To do
Please retype the data below line for line, beginning at its first line and stopping after the line that contains "327, 244, 433]".

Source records
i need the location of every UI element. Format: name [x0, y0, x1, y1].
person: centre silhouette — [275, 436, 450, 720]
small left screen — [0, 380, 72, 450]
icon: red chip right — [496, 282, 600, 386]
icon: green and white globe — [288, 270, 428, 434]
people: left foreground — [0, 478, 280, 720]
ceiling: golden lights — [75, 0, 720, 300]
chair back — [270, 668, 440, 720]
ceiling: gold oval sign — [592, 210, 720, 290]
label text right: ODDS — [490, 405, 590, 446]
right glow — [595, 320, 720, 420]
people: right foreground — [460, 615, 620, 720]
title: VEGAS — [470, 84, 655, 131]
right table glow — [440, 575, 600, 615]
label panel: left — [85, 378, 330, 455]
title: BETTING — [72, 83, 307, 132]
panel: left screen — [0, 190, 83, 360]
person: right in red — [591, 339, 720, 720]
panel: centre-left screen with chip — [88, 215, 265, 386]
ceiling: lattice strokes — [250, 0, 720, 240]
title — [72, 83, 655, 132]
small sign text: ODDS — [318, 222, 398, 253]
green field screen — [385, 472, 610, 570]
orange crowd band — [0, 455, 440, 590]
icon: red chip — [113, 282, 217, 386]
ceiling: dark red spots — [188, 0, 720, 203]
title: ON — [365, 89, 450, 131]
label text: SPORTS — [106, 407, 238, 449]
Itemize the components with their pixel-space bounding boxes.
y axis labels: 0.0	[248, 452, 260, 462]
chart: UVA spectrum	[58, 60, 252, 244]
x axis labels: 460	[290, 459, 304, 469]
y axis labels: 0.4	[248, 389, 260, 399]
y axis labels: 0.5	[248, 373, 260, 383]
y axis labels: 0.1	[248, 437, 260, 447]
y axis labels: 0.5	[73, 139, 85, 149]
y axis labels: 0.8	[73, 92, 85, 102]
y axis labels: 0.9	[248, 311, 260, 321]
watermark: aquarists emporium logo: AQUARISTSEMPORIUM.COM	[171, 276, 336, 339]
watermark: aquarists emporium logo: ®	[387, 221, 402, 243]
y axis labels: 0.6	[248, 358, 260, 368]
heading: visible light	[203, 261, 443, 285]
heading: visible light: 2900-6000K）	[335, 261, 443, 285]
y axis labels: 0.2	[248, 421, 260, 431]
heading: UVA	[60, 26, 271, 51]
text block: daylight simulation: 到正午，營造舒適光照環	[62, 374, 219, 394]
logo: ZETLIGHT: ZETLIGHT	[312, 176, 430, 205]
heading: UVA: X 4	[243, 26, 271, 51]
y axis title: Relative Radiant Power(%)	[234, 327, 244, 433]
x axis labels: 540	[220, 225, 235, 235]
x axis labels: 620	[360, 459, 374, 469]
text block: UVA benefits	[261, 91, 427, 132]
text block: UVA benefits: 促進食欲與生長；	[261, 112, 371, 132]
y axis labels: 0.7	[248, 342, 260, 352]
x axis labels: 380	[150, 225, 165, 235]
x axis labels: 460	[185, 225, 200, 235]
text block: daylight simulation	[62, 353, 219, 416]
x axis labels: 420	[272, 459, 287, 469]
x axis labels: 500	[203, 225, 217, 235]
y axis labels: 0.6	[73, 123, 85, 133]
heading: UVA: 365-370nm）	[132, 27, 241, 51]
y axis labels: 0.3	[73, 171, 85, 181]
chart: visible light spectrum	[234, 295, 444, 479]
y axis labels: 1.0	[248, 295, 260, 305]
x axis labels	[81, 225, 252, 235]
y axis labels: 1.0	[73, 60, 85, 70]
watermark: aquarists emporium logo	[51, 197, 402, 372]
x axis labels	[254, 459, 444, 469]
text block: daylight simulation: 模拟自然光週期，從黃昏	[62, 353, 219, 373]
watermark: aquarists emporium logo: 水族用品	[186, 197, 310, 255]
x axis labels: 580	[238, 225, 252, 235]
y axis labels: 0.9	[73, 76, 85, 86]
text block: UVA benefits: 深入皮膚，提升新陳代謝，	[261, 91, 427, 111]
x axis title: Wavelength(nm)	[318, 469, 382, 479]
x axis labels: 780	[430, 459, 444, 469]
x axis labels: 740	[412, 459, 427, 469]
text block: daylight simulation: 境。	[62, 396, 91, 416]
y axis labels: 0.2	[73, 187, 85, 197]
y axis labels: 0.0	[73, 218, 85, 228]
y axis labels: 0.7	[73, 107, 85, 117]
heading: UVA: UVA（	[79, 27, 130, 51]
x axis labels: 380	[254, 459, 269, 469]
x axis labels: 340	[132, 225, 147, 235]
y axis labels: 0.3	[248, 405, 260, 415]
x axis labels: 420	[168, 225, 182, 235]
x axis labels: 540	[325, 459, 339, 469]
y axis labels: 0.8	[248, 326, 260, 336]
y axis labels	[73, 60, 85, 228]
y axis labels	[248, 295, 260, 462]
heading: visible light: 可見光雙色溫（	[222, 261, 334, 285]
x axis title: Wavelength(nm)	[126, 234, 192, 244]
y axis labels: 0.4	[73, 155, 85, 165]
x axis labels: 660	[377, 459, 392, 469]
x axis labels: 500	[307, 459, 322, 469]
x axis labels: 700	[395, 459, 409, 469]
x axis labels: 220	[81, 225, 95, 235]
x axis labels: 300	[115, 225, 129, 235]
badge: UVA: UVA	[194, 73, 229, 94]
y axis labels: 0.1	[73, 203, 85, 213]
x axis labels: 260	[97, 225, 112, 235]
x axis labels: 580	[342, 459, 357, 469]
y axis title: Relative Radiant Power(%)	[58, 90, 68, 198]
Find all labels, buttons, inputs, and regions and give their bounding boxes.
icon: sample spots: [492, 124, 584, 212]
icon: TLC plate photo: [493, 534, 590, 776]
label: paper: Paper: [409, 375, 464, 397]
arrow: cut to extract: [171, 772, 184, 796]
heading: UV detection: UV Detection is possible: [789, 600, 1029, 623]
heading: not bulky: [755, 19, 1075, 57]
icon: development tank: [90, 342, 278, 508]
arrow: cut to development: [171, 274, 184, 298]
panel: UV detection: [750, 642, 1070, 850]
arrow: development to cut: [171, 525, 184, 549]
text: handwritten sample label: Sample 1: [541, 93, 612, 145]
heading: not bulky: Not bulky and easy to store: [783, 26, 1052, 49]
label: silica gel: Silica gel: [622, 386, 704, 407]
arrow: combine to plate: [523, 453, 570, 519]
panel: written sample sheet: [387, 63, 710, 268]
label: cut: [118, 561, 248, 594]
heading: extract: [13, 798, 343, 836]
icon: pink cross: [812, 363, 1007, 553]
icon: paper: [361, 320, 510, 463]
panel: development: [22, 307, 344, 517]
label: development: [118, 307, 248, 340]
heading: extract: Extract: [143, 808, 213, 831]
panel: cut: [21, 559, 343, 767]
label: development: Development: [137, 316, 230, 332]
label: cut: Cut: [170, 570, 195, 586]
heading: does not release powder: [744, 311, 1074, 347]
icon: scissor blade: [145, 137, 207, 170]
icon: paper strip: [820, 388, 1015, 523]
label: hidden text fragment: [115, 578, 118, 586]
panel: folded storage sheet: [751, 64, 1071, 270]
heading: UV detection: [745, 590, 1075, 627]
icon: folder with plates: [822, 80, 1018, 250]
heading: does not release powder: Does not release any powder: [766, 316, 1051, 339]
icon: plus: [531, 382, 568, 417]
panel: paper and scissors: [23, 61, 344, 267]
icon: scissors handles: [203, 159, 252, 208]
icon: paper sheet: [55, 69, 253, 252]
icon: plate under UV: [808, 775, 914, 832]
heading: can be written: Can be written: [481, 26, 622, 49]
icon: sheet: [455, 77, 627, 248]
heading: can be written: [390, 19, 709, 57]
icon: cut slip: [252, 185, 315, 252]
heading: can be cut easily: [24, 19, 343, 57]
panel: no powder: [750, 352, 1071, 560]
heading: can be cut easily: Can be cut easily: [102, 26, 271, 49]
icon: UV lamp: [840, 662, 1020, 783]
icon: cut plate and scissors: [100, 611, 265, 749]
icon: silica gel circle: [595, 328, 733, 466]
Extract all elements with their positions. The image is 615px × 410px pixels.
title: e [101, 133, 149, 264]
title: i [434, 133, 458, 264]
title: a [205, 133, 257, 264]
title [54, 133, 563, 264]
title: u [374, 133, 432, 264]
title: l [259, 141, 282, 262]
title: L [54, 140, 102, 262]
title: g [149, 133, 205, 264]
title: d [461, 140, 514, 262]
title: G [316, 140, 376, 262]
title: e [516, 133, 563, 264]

Exercise response
i need the location of every UI element. Format: name [x0, y0, x1, y1].
person: centre silhouette — [275, 436, 450, 720]
small left screen — [0, 380, 72, 450]
icon: red chip right — [496, 282, 600, 386]
icon: green and white globe — [288, 270, 428, 434]
people: left foreground — [0, 478, 280, 720]
ceiling: golden lights — [75, 0, 720, 300]
chair back — [270, 668, 440, 720]
ceiling: gold oval sign — [592, 210, 720, 290]
label text right: ODDS — [490, 405, 590, 446]
right glow — [595, 320, 720, 420]
people: right foreground — [460, 615, 620, 720]
title: VEGAS — [470, 84, 655, 131]
right table glow — [440, 575, 600, 615]
label panel: left — [85, 378, 330, 455]
title: BETTING — [72, 83, 307, 132]
panel: left screen — [0, 190, 83, 360]
person: right in red — [591, 339, 720, 720]
panel: centre-left screen with chip — [88, 215, 265, 386]
ceiling: lattice strokes — [250, 0, 720, 240]
title — [72, 83, 655, 132]
small sign text: ODDS — [318, 222, 398, 253]
green field screen — [385, 472, 610, 570]
orange crowd band — [0, 455, 440, 590]
icon: red chip — [113, 282, 217, 386]
ceiling: dark red spots — [188, 0, 720, 203]
title: ON — [365, 89, 450, 131]
label text: SPORTS — [106, 407, 238, 449]
Itemize the components with their pixel-space bounding boxes.
y axis labels: 0.0	[248, 452, 260, 462]
chart: UVA spectrum	[58, 60, 252, 244]
x axis labels: 460	[290, 459, 304, 469]
y axis labels: 0.4	[248, 389, 260, 399]
y axis labels: 0.5	[248, 373, 260, 383]
y axis labels: 0.1	[248, 437, 260, 447]
y axis labels: 0.5	[73, 139, 85, 149]
y axis labels: 0.8	[73, 92, 85, 102]
y axis labels: 0.9	[248, 311, 260, 321]
watermark: aquarists emporium logo: AQUARISTSEMPORIUM.COM	[171, 276, 336, 339]
watermark: aquarists emporium logo: ®	[387, 221, 402, 243]
y axis labels: 0.6	[248, 358, 260, 368]
heading: visible light	[203, 261, 443, 285]
heading: visible light: 2900-6000K）	[335, 261, 443, 285]
y axis labels: 0.2	[248, 421, 260, 431]
heading: UVA	[60, 26, 271, 51]
text block: daylight simulation: 到正午，營造舒適光照環	[62, 374, 219, 394]
logo: ZETLIGHT: ZETLIGHT	[312, 176, 430, 205]
heading: UVA: X 4	[243, 26, 271, 51]
y axis title: Relative Radiant Power(%)	[234, 327, 244, 433]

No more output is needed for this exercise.